Go through the records below line by line. Count the lines with "dansa" and give the count alone.

+++

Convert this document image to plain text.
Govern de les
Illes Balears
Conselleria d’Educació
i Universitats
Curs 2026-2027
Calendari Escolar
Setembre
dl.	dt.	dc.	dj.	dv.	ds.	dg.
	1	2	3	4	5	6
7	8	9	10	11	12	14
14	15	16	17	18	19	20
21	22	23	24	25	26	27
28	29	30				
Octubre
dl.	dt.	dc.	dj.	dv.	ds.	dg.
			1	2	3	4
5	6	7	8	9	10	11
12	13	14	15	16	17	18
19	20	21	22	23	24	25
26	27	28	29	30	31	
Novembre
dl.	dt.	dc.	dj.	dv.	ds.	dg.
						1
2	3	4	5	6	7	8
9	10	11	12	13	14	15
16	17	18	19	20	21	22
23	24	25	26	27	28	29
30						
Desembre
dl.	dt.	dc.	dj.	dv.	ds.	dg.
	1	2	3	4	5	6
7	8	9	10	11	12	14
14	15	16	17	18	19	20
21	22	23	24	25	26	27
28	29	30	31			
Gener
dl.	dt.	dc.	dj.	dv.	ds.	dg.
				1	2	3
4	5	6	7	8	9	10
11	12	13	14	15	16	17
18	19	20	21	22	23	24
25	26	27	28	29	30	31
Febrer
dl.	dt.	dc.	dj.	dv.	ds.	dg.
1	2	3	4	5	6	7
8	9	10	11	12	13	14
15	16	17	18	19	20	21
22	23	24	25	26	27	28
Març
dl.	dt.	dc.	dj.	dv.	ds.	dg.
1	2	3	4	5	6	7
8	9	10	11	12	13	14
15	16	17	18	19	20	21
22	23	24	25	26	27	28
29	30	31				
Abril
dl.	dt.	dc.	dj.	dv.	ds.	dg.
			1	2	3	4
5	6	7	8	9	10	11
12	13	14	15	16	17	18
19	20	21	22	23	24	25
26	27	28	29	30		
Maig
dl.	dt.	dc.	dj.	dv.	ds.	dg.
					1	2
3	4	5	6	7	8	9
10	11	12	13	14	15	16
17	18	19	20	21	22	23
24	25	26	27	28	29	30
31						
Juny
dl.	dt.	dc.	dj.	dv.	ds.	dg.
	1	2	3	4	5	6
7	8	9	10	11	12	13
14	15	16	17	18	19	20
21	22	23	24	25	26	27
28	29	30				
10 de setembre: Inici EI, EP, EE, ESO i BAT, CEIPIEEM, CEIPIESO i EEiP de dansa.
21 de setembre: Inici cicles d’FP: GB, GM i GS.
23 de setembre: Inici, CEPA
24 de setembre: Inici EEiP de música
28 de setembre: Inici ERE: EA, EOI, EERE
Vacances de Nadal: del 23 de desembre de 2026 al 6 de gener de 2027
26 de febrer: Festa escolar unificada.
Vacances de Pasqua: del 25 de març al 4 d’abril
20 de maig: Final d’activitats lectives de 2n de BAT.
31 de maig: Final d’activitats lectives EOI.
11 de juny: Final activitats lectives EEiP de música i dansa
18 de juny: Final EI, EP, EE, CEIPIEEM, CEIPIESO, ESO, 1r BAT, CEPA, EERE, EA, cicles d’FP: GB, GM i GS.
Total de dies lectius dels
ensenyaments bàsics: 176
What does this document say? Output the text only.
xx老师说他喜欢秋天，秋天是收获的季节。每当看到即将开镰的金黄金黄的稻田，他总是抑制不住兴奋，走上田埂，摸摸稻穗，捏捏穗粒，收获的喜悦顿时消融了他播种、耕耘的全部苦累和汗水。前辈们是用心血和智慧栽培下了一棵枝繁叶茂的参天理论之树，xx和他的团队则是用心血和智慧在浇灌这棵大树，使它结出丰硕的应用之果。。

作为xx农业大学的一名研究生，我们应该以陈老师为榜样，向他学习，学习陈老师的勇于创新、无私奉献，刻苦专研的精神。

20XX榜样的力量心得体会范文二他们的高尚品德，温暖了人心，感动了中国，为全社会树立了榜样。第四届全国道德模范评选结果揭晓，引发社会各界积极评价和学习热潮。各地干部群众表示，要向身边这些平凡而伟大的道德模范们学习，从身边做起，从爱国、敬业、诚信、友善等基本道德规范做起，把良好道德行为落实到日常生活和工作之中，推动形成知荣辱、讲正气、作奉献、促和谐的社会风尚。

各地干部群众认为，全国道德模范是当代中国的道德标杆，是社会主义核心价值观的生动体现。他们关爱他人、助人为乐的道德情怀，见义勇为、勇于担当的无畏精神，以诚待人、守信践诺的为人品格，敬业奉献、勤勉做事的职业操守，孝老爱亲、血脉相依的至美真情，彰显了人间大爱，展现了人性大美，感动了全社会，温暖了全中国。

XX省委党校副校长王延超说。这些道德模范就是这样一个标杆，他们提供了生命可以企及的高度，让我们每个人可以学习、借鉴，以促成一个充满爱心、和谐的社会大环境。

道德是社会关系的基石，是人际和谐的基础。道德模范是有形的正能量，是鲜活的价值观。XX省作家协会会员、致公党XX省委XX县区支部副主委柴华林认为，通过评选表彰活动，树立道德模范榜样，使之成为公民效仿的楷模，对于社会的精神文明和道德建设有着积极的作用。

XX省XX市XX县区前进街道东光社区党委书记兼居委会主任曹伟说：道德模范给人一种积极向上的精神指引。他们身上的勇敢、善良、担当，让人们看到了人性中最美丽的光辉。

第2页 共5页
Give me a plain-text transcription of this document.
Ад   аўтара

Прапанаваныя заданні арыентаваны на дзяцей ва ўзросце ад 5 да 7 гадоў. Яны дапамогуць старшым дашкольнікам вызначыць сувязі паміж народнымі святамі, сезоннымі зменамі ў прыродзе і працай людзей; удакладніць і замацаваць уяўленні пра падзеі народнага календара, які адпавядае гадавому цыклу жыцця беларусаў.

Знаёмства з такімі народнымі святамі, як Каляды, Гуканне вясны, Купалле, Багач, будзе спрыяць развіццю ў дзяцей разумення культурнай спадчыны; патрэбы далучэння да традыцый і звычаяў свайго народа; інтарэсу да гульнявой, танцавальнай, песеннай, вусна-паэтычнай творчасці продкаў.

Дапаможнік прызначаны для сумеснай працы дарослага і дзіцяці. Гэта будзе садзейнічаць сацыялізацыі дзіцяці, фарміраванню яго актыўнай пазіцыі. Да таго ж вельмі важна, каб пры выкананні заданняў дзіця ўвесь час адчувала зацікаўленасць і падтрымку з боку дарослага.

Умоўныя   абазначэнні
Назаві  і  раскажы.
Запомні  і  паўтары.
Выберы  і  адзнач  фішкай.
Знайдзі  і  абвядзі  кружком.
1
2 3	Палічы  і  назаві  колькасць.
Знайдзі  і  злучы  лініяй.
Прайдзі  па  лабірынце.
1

+++

Complete answer: 2